» **Written request**
Check each line of the records below and collect those holding "Percent".

>> start

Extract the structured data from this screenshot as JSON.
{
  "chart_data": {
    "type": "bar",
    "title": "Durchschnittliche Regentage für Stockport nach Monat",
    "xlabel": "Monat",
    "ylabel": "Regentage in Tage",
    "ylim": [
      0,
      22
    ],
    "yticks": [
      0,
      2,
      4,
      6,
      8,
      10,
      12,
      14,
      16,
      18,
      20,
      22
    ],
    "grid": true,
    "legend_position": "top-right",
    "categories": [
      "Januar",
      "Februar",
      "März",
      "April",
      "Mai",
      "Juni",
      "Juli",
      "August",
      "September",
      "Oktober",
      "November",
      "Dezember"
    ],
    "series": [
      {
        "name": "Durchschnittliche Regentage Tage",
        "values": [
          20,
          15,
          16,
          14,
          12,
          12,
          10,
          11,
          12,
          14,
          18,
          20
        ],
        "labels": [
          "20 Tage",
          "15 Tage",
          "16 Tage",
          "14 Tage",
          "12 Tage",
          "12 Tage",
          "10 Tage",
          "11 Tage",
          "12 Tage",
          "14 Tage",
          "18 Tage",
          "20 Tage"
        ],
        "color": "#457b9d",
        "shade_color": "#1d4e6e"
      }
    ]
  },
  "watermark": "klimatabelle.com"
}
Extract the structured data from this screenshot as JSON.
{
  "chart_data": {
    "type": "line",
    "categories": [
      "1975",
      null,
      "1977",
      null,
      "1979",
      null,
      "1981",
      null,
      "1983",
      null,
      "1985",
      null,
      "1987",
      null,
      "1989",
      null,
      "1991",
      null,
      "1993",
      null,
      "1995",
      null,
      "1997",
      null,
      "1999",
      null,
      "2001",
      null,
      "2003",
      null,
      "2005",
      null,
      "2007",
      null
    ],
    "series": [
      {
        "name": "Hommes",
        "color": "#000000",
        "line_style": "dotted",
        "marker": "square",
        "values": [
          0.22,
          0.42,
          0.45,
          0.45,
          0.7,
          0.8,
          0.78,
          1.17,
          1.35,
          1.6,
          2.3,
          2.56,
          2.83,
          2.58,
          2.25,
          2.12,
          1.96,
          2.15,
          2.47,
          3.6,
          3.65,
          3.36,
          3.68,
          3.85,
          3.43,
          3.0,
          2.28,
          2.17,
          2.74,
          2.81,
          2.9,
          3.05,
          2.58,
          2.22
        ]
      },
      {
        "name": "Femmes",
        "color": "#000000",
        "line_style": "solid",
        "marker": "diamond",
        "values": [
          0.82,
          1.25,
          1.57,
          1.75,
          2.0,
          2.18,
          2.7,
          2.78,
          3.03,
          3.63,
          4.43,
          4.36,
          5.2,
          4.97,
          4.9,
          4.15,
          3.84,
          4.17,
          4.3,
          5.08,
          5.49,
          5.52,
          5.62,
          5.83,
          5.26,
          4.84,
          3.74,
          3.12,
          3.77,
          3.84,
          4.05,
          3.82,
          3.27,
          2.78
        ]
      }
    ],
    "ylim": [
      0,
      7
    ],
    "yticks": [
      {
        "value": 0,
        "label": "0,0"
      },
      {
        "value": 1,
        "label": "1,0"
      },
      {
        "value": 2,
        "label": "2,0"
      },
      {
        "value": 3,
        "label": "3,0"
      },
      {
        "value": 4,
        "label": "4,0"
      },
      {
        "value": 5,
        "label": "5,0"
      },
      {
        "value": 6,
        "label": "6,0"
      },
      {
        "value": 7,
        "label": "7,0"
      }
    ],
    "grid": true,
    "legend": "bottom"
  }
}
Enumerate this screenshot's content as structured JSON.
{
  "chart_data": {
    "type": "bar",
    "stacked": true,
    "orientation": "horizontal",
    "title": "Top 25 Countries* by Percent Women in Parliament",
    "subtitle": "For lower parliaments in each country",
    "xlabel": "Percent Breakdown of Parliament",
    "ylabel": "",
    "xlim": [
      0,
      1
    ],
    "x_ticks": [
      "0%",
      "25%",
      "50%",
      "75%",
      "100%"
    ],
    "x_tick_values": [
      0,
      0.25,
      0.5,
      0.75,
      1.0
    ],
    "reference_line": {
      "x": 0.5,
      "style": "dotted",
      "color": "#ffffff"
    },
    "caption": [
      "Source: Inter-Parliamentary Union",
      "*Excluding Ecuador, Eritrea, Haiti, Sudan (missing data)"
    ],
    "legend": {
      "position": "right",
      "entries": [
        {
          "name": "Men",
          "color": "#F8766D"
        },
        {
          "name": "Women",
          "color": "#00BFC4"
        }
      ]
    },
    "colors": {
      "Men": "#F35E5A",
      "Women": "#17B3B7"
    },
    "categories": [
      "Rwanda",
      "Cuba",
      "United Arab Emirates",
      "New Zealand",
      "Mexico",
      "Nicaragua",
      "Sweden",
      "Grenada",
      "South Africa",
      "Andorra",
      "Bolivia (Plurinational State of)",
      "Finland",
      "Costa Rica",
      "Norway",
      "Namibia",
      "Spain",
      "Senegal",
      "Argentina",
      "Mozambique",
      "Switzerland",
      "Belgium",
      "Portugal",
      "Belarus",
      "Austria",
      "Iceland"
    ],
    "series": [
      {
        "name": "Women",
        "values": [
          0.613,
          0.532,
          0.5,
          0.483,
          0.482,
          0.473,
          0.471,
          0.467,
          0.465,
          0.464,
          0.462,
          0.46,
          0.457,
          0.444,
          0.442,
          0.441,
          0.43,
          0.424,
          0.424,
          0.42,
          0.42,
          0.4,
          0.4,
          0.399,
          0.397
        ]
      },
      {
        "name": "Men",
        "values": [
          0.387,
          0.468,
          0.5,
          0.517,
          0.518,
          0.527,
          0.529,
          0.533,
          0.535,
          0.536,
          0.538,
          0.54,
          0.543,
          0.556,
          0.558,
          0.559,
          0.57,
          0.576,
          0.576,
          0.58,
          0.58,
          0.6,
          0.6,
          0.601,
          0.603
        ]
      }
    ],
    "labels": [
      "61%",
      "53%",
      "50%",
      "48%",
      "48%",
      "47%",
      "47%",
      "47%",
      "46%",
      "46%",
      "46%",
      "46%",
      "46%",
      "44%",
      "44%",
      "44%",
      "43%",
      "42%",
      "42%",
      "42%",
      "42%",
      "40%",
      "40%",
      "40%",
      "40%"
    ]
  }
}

>> end

» **Reply to the task**
    "title": "Top 25 Countries* by Percent Women in Parliament",
    "xlabel": "Percent Breakdown of Parliament",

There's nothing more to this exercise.